Task description
Continue the text on the advance directive rule, picking up after its last sentence.

BEGIN Text section

What’s interesting is some of the thinking behind this particular objective and how it reflects the way we approach the application of technology to our stated goals. In its discussion of the rules objectives, CMS says:

… a restriction to a more at risk population is appropriate for this measure. By restricting the population to those 65 years old and older, we believe we focus this objective appropriately on a population likely to most benefit from compliance with this objective and its measure.

Okay, let’s accept the assumption that people over 65 are statistically more likely to encounter the type of health issue that would require referencing an advance directive. Knowing that the patient has an advance directive, and noting it in the EHR,  helps the doctors and the institution make better decisions, but only up to a point. The rule does not require that systems store the content of the advance directive, so in an emergent situation, vital facts are missing. CMS says it did not require the content of the advance directive to be held in the EHR because there may be conflicting state regulations about such things. Fair enough.

But by limiting this measure to patients over 65, the rule implies that there is less benefit to younger patients. If Terri Schiavo had had an advance directive, the seven year ordeal over whether or not she should have feeding tubes removed would have been avoided. Resolving her case was costly in both monetary and emotional respects, to her family, the community, and the country. What then, is the real “risk” CMS notes in the rules? It is more complex than the risk of contracting an illness if you are over 65. When talking about advance directives, there are three dimensions to risk:

  1. Risk to the patient. Yes, older patients are more at risk to have a life threatening health issue. But by not having an advance directive, the patient risks loss of personal dignity and control over how these sensitive decisions are handled;
  2. Risk to the institution. This can be summed up as: Lawsuits, Cost, Reputation;
  3. Risk to the community. Whether it is a small town or the entire country, end-of-life care is a difficult discussion with a huge emotional component. Issues of faith, agenda and politics are brought into full view. An advance directive can keep a personal decision from becoming a public debate.

Right now the advance directive objective will only apply to hospitals and critical access hospitals (CAH). The rule will not apply to physicians because, as CMS notes:

…we believe many EPs [eligible professionals] would not record this information under current standards of practice. Dentists, pediatricians, optometrists, chiropractors, dermatologists and radiologists are just a few examples of EPs who would only require information about a patient’s advance directive in rare circumstances.

END Text section
BEGIN Dataset excerpts

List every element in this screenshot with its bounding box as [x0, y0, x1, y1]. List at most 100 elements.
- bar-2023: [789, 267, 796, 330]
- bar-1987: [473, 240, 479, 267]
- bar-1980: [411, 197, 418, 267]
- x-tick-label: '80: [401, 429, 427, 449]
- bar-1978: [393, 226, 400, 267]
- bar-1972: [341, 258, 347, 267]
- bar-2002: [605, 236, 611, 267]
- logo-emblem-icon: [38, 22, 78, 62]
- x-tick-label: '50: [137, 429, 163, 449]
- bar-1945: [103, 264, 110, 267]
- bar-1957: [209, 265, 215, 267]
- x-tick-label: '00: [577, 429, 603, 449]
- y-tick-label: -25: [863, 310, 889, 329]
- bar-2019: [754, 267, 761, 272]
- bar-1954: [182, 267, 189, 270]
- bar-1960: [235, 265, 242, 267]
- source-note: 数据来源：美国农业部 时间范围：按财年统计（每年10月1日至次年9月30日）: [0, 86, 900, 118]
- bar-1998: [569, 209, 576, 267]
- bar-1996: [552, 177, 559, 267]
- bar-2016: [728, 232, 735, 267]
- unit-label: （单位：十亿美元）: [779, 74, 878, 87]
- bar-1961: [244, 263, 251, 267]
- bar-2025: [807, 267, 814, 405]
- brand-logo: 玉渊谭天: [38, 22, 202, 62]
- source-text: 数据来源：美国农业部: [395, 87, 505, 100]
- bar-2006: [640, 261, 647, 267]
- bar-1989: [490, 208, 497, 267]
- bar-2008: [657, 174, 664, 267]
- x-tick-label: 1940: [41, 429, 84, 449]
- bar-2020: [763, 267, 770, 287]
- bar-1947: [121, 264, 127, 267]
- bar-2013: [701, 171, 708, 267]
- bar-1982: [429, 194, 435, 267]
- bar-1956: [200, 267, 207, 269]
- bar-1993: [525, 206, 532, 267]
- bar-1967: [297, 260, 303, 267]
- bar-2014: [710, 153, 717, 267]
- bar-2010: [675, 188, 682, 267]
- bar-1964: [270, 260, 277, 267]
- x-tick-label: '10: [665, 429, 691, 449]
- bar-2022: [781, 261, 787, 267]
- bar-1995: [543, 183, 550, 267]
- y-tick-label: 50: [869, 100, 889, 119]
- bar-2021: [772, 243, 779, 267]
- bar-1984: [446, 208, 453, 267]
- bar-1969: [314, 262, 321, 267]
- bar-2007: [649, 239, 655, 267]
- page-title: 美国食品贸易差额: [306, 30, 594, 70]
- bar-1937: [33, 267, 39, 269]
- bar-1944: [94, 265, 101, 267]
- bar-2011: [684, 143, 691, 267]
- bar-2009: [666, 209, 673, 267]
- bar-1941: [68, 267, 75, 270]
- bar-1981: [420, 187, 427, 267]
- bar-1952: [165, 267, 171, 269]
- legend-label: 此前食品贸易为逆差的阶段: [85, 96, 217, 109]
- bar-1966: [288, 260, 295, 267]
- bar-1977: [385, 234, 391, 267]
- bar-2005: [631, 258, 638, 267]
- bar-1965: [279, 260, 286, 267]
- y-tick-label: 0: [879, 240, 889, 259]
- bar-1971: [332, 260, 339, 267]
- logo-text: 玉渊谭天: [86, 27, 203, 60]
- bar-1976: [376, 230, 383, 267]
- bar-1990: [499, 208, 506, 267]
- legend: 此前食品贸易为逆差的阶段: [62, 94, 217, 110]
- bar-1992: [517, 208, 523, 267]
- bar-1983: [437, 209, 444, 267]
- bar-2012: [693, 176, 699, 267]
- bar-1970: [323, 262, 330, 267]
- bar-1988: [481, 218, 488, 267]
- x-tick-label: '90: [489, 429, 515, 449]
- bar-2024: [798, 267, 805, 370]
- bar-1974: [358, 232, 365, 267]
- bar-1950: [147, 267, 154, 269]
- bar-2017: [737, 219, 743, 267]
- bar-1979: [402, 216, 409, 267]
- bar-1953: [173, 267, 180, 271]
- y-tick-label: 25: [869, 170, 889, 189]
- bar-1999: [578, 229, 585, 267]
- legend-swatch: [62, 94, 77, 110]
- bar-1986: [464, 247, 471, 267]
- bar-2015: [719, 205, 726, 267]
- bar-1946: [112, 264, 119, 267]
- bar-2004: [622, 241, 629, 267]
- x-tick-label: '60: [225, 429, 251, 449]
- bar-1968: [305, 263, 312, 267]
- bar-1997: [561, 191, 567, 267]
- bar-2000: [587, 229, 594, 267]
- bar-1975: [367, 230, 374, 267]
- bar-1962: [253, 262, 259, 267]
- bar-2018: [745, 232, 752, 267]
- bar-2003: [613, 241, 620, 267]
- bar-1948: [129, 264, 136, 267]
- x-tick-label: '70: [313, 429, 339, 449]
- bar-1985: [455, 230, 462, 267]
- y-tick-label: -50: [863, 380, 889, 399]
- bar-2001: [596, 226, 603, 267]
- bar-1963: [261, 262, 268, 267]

END Dataset excerpts

Output of the exercise
That makes sense, but by excluding eligible professionals as a class, primary care physicians are also excluded from playing a role in meeting a broader objective of having more Americans make thoughtful decisions about end-of-life care. And primary care encounters are the most logical place for these discussions and for entry into the electronic record. Instead of excluding all EPs, primary care should be included, while specialties should be excluded. Part of the problem here is that the HITECH act attempts to lump providers into broad categories of hospitals and physicians. Technology is simply “certified EHR” technology, with little allowance for the many variants already out there.

Finally, if we want pervasive changes in the system, specific to advance directives, the standard of practice must change. Physicians, especially those offering primary care, could drive this change by asking the question of all patients: “Do you have an advance directive?” Either way, the answer is recorded in the EHR, and the meaningful use requirement is fulfilled. In the short term, this benefits the institution, since it may qualify for incentives. In the long-term, it raises awareness among the general public that this is something to think about now, hopefully long before reaching the age of 65. Smart EHR vendors will include this in their systems now whether they are designed for ambulatory or inpatient care. “Meaningful use” has broader implications beyond qualifying for incentives, and this is one of them.